+++ Task material +++

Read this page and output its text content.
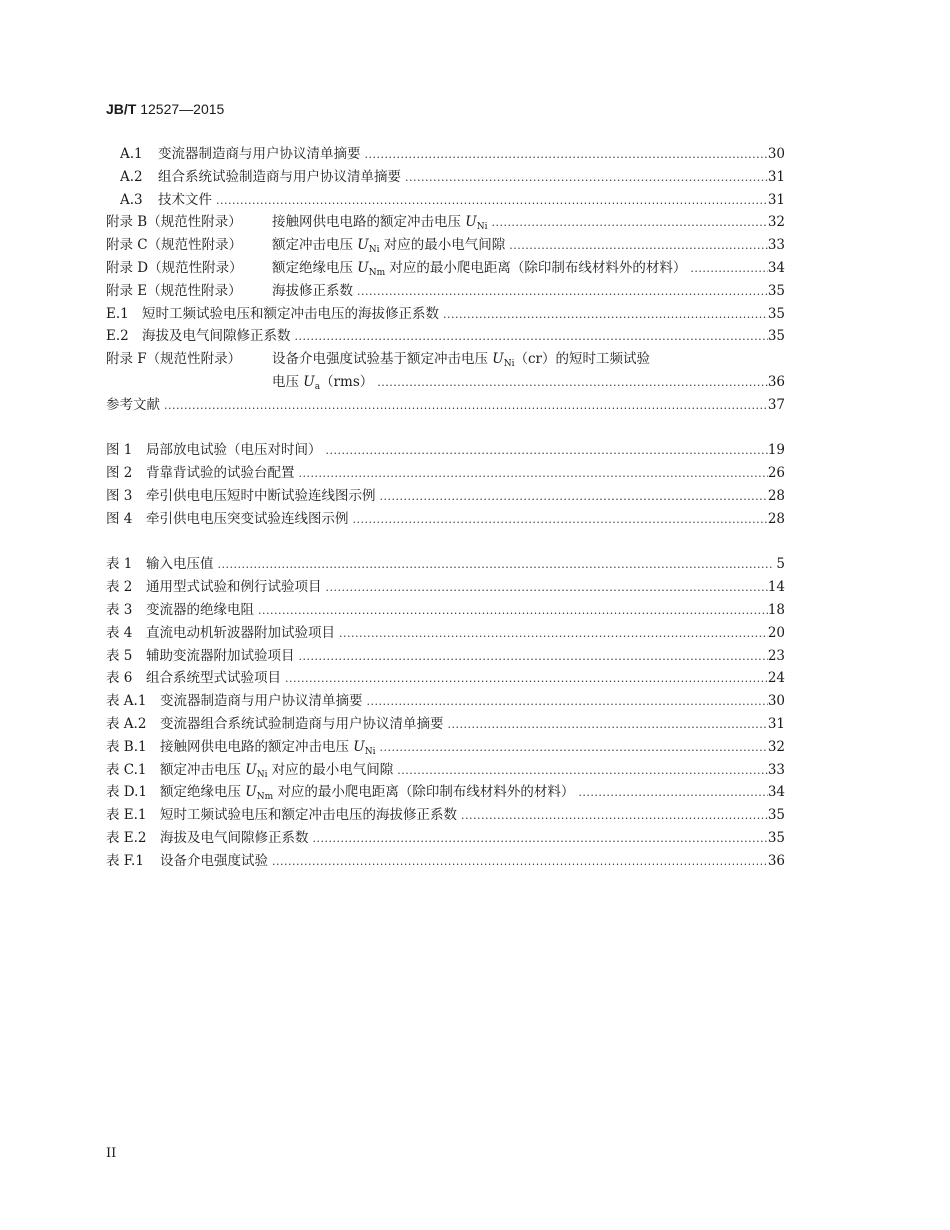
JB/T 12527—2015
A.1 变流器制造商与用户协议清单摘要 .....	30
A.2 组合系统试验制造商与用户协议清单摘要 .....	31
A.3 技术文件 .....	31
附录 B（规范性附录） 接触网供电电路的额定冲击电压 $U_{Ni}$ .....	32
附录 C（规范性附录） 额定冲击电压 $U_{Ni}$ 对应的最小电气间隙 .....	33
附录 D（规范性附录） 额定绝缘电压 $U_{Nm}$ 对应的最小爬电距离（除印制布线材料外的材料） .....	34
附录 E（规范性附录） 海拔修正系数 .....	35
E.1 短时工频试验电压和额定冲击电压的海拔修正系数 .....	35
E.2 海拔及电气间隙修正系数 .....	35
附录 F（规范性附录） 设备介电强度试验基于额定冲击电压 $U_{Ni}(cr)$的短时工频试验
电压 $U_a(rms)$ .....	36
参考文献 .....	37
图 1 局部放电试验（电压对时间） .....	19
图 2 背靠背试验的试验台配置 .....	26
图 3 牵引供电电压短时中断试验连线图示例 .....	28
图 4 牵引供电电压突变试验连线图示例 .....	28
表 1 输入电压值 .....	5
表 2 通用型式试验和例行试验项目 .....	14
表 3 变流器的绝缘电阻 .....	18
表 4 直流电动机斩波器附加试验项目 .....	20
表 5 辅助变流器附加试验项目 .....	23
表 6 组合系统型式试验项目 .....	24
表 A.1 变流器制造商与用户协议清单摘要 .....	30
表 A.2 变流器组合系统试验制造商与用户协议清单摘要 .....	31
表 B.1 接触网供电电路的额定冲击电压 $U_{Ni}$ .....	32
表 C.1 额定冲击电压 $U_{Ni}$ 对应的最小电气间隙 .....	33
表 D.1 额定绝缘电压 $U_{Nm}$ 对应的最小爬电距离（除印制布线材料外的材料） .....	34
表 E.1 短时工频试验电压和额定冲击电压的海拔修正系数 .....	35
表 E.2 海拔及电气间隙修正系数 .....	35
表 F.1 设备介电强度试验 .....	36
II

+++

■ Exercise: Take the data above and repeat it exactly, leaving each picture out.

■ Right answer:
Read this page and output its text content.
JB/T 12527—2015
A.1 变流器制造商与用户协议清单摘要 .....	30
A.2 组合系统试验制造商与用户协议清单摘要 .....	31
A.3 技术文件 .....	31
附录 B（规范性附录） 接触网供电电路的额定冲击电压 $U_{Ni}$ .....	32
附录 C（规范性附录） 额定冲击电压 $U_{Ni}$ 对应的最小电气间隙 .....	33
附录 D（规范性附录） 额定绝缘电压 $U_{Nm}$ 对应的最小爬电距离（除印制布线材料外的材料） .....	34
附录 E（规范性附录） 海拔修正系数 .....	35
E.1 短时工频试验电压和额定冲击电压的海拔修正系数 .....	35
E.2 海拔及电气间隙修正系数 .....	35
附录 F（规范性附录） 设备介电强度试验基于额定冲击电压 $U_{Ni}(cr)$的短时工频试验
电压 $U_a(rms)$ .....	36
参考文献 .....	37
图 1 局部放电试验（电压对时间） .....	19
图 2 背靠背试验的试验台配置 .....	26
图 3 牵引供电电压短时中断试验连线图示例 .....	28
图 4 牵引供电电压突变试验连线图示例 .....	28
表 1 输入电压值 .....	5
表 2 通用型式试验和例行试验项目 .....	14
表 3 变流器的绝缘电阻 .....	18
表 4 直流电动机斩波器附加试验项目 .....	20
表 5 辅助变流器附加试验项目 .....	23
表 6 组合系统型式试验项目 .....	24
表 A.1 变流器制造商与用户协议清单摘要 .....	30
表 A.2 变流器组合系统试验制造商与用户协议清单摘要 .....	31
表 B.1 接触网供电电路的额定冲击电压 $U_{Ni}$ .....	32
表 C.1 额定冲击电压 $U_{Ni}$ 对应的最小电气间隙 .....	33
表 D.1 额定绝缘电压 $U_{Nm}$ 对应的最小爬电距离（除印制布线材料外的材料） .....	34
表 E.1 短时工频试验电压和额定冲击电压的海拔修正系数 .....	35
表 E.2 海拔及电气间隙修正系数 .....	35
表 F.1 设备介电强度试验 .....	36
II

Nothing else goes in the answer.